PROBLEM DESCRIPTION =
Using the listing below, report all lines holding the word "xlabel".
::: SUPPLIED RECORDS
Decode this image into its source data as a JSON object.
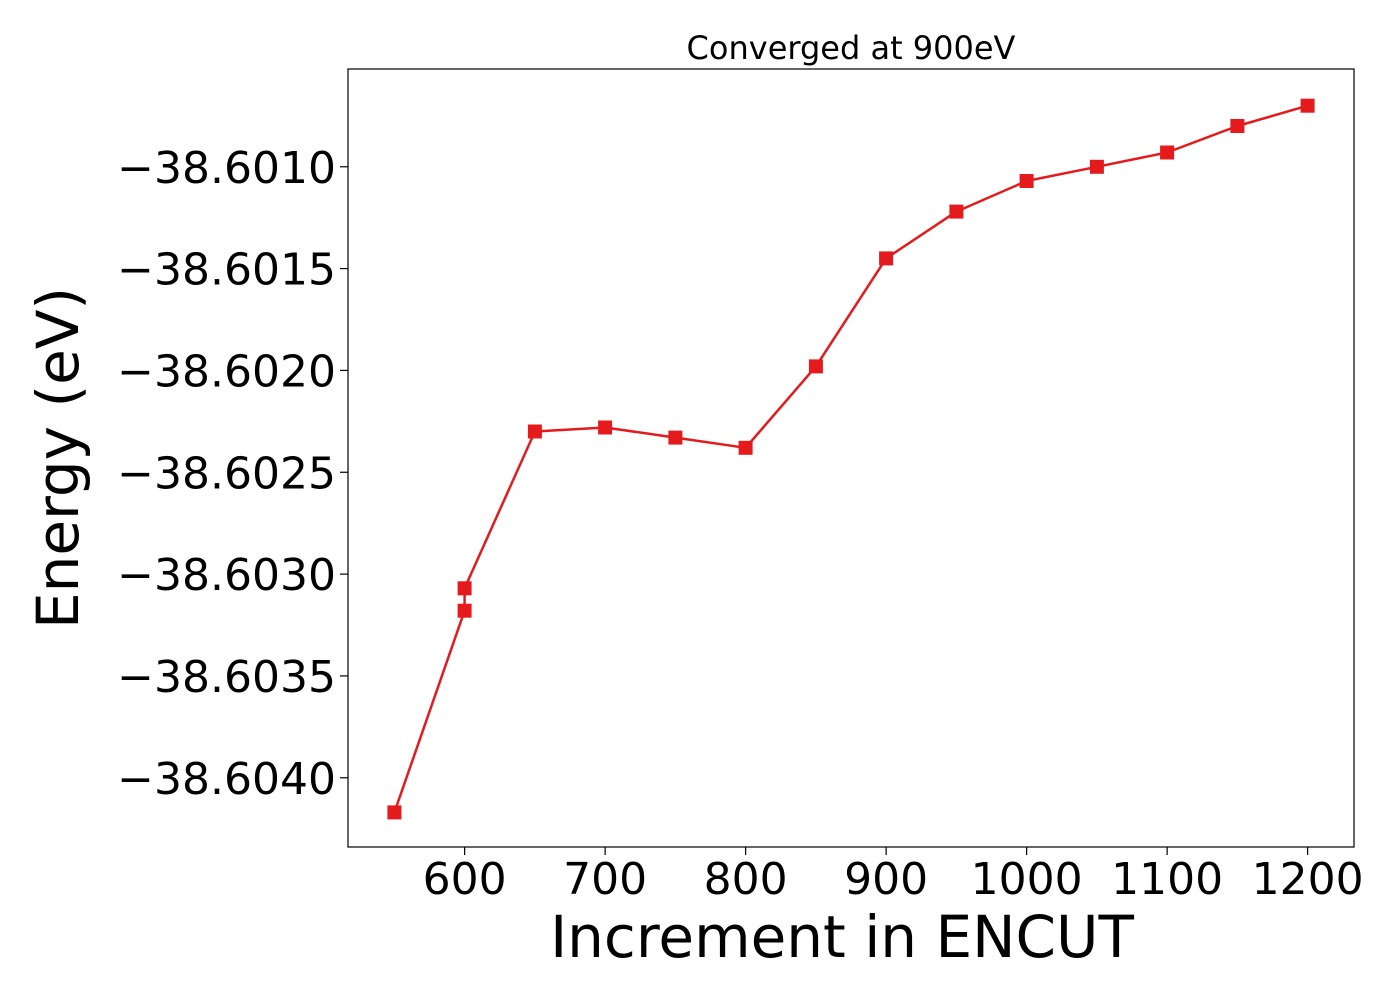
{
  "chart_data": {
    "type": "line",
    "title": "Converged at 900eV",
    "xlabel": "Increment in ENCUT",
    "ylabel": "Energy (eV)",
    "xlim": [
      517,
      1233
    ],
    "ylim": [
      -38.60434,
      -38.60052
    ],
    "x_ticks": [
      600,
      700,
      800,
      900,
      1000,
      1100,
      1200
    ],
    "x_tick_labels": [
      "600",
      "700",
      "800",
      "900",
      "1000",
      "1100",
      "1200"
    ],
    "y_ticks": [
      -38.601,
      -38.6015,
      -38.602,
      -38.6025,
      -38.603,
      -38.6035,
      -38.604
    ],
    "y_tick_labels": [
      "−38.6010",
      "−38.6015",
      "−38.6020",
      "−38.6025",
      "−38.6030",
      "−38.6035",
      "−38.6040"
    ],
    "grid": false,
    "series": [
      {
        "color": "#e41a1c",
        "marker": "square",
        "x": [
          550,
          600,
          600,
          650,
          700,
          750,
          800,
          850,
          900,
          950,
          1000,
          1050,
          1100,
          1150,
          1200
        ],
        "y": [
          -38.60417,
          -38.60318,
          -38.60307,
          -38.6023,
          -38.60228,
          -38.60233,
          -38.60238,
          -38.60198,
          -38.60145,
          -38.60122,
          -38.60107,
          -38.601,
          -38.60093,
          -38.6008,
          -38.6007
        ]
      }
    ]
  }
}
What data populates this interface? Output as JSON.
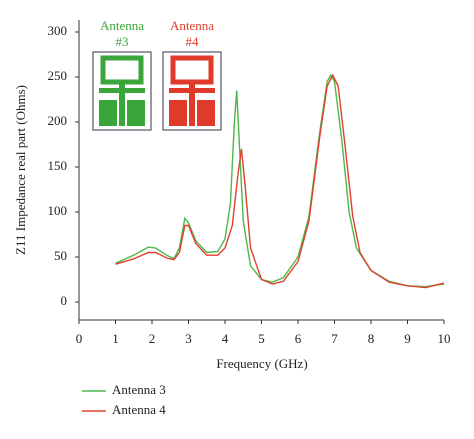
{
  "chart_data": {
    "type": "line",
    "xlabel": "Frequency (GHz)",
    "ylabel": "Z11 Impedance real part (Ohms)",
    "xlim": [
      0,
      10
    ],
    "xticks": [
      0,
      1,
      2,
      3,
      4,
      5,
      6,
      7,
      8,
      9,
      10
    ],
    "ylim": [
      -20,
      300
    ],
    "yticks": [
      0,
      50,
      100,
      150,
      200,
      250,
      300
    ],
    "legend": "bottom-left",
    "insets": [
      {
        "lines": [
          "Antenna",
          "#3"
        ],
        "color": "#3aa53a"
      },
      {
        "lines": [
          "Antenna",
          "#4"
        ],
        "color": "#e03a2a"
      }
    ],
    "series": [
      {
        "name": "Antenna 3",
        "color": "#4cb84c",
        "x": [
          1.0,
          1.5,
          1.9,
          2.1,
          2.4,
          2.6,
          2.75,
          2.9,
          3.0,
          3.2,
          3.5,
          3.8,
          4.0,
          4.15,
          4.25,
          4.32,
          4.4,
          4.5,
          4.7,
          5.0,
          5.3,
          5.6,
          6.0,
          6.3,
          6.6,
          6.8,
          6.9,
          7.0,
          7.2,
          7.4,
          7.6,
          8.0,
          8.5,
          9.0,
          9.5,
          10.0
        ],
        "values": [
          43,
          52,
          61,
          60,
          52,
          48,
          60,
          93,
          88,
          68,
          55,
          56,
          70,
          110,
          195,
          235,
          170,
          90,
          40,
          25,
          22,
          27,
          50,
          95,
          190,
          245,
          252,
          245,
          180,
          100,
          60,
          35,
          23,
          18,
          17,
          20
        ]
      },
      {
        "name": "Antenna 4",
        "color": "#e0402e",
        "x": [
          1.0,
          1.5,
          1.9,
          2.1,
          2.4,
          2.6,
          2.75,
          2.9,
          3.0,
          3.2,
          3.5,
          3.8,
          4.0,
          4.2,
          4.35,
          4.45,
          4.55,
          4.7,
          5.0,
          5.3,
          5.6,
          6.0,
          6.3,
          6.6,
          6.8,
          6.95,
          7.1,
          7.3,
          7.5,
          7.7,
          8.0,
          8.5,
          9.0,
          9.5,
          10.0
        ],
        "values": [
          42,
          48,
          55,
          55,
          49,
          47,
          55,
          85,
          85,
          65,
          52,
          52,
          60,
          85,
          140,
          170,
          130,
          60,
          25,
          20,
          23,
          45,
          90,
          185,
          240,
          252,
          240,
          170,
          95,
          55,
          35,
          22,
          18,
          16,
          21
        ]
      }
    ]
  }
}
::::::
EXERCISE OUTPUT =
    "xlabel": "Increment in ENCUT",
    "xlabel": "Frequency (GHz)",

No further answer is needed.